[begin INPUT ROWS]

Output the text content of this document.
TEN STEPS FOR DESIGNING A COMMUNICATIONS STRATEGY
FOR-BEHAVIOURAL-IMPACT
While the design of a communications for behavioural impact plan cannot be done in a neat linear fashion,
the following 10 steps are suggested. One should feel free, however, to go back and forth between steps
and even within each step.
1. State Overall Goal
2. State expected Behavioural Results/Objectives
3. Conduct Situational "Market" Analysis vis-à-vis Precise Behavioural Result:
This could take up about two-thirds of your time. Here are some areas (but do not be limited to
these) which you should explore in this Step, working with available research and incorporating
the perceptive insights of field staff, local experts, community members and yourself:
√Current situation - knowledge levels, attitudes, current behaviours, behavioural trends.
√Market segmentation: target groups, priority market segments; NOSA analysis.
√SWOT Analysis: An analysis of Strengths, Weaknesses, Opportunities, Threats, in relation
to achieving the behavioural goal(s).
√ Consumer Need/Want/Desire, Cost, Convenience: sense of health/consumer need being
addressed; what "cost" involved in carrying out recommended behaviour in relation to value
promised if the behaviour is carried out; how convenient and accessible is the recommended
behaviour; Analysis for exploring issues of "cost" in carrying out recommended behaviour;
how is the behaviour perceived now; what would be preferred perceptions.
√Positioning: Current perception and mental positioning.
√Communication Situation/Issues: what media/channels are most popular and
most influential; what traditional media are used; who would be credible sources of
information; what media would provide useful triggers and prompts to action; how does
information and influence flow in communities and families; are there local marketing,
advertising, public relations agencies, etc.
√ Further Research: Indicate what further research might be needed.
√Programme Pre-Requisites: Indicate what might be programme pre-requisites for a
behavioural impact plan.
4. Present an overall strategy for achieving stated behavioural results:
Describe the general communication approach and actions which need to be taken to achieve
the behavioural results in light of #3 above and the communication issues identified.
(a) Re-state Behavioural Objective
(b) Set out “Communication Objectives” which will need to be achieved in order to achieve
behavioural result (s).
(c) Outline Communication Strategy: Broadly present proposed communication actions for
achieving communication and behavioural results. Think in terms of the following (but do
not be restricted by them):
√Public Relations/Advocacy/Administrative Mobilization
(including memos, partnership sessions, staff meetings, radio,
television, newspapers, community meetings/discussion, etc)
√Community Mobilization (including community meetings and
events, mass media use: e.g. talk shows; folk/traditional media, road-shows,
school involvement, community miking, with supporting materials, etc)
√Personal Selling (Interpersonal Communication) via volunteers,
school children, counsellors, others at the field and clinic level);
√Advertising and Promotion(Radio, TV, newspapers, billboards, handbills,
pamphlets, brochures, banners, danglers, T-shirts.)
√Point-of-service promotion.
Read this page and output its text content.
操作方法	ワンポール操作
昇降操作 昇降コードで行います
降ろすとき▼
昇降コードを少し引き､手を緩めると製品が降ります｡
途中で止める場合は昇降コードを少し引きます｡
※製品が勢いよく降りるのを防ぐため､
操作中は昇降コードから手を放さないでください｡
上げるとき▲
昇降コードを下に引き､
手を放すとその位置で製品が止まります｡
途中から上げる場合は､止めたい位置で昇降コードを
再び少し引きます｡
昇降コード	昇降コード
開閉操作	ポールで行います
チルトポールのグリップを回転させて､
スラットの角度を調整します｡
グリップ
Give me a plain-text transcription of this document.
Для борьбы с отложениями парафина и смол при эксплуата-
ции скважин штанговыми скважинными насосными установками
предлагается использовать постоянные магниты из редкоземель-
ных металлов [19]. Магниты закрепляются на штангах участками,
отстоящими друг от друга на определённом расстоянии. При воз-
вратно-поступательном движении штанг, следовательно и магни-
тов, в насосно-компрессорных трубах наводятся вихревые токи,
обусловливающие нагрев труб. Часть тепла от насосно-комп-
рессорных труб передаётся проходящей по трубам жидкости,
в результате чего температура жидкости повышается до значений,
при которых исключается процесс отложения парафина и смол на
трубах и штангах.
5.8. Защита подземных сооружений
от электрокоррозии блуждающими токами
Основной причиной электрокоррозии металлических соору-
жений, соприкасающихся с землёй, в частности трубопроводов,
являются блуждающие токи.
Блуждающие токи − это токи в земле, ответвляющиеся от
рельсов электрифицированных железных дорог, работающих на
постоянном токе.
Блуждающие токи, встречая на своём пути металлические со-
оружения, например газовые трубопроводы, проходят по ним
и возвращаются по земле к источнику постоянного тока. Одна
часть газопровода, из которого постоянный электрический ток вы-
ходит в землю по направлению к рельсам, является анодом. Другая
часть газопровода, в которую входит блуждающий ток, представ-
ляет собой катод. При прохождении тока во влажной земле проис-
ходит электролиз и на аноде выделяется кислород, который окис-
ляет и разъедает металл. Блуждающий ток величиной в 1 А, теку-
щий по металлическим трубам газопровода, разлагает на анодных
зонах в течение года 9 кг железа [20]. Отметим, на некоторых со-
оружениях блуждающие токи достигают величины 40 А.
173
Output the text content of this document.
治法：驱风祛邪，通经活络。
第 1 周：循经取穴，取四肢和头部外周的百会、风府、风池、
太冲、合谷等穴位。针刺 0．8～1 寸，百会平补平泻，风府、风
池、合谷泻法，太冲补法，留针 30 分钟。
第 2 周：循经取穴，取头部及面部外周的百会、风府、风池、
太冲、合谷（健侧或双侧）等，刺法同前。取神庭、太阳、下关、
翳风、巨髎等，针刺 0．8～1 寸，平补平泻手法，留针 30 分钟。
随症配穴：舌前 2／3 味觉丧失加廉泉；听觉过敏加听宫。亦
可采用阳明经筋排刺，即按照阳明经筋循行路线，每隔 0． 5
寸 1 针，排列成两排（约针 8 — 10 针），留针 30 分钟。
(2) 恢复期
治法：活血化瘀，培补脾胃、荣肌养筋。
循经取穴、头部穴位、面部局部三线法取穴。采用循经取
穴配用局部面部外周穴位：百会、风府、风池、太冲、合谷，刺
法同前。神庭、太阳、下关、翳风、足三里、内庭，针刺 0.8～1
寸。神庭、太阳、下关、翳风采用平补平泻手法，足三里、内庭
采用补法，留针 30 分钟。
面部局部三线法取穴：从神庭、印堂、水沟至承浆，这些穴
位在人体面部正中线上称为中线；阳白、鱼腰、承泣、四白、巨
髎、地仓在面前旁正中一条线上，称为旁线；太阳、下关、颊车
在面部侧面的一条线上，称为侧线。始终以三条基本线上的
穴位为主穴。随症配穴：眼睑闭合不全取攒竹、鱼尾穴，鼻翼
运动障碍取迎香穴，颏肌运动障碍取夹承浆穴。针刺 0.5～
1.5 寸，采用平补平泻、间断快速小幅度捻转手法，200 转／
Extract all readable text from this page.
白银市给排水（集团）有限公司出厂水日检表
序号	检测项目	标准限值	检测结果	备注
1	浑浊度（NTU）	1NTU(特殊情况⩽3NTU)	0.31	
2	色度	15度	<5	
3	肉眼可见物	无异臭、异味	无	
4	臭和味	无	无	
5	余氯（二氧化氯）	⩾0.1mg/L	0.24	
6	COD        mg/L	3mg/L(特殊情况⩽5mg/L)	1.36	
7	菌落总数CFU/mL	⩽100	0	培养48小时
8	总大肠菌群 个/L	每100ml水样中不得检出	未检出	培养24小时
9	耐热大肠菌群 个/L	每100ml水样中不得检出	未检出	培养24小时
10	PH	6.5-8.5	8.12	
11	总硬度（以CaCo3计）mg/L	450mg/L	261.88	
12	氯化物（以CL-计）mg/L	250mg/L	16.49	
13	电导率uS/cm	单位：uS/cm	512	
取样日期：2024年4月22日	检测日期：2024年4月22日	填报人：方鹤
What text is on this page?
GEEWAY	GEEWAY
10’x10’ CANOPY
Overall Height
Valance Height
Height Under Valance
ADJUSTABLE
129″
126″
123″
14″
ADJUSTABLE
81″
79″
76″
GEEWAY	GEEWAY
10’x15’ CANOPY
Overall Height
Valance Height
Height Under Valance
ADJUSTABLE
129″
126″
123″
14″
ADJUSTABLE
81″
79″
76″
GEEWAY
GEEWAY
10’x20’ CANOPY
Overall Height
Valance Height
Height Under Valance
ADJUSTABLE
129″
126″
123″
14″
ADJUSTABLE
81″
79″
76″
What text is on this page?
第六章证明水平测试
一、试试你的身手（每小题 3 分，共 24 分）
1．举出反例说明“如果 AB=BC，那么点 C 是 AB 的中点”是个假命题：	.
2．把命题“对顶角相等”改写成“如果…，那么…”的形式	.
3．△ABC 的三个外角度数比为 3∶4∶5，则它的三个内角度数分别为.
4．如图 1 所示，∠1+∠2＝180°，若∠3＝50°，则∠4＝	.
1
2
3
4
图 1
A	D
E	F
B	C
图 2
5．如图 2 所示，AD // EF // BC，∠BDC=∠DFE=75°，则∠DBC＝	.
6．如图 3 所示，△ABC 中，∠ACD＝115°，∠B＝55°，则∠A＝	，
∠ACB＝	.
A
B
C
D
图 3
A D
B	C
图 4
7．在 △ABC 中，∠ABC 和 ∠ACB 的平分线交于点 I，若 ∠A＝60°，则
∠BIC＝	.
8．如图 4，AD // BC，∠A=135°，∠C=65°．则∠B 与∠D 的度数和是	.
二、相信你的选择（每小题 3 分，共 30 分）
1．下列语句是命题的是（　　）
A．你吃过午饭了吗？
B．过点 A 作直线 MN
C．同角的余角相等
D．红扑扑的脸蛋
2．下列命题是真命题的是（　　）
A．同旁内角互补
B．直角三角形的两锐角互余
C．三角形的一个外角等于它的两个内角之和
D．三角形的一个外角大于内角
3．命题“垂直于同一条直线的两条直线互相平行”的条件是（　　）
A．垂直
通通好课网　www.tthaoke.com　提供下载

[end INPUT ROWS]

## GOAL OF THE EXERCISE
Copy every line from the entries that contains the word "Mobilization".

## ANSWER TO THE TASK
√Public Relations/Advocacy/Administrative Mobilization
√Community Mobilization (including community meetings and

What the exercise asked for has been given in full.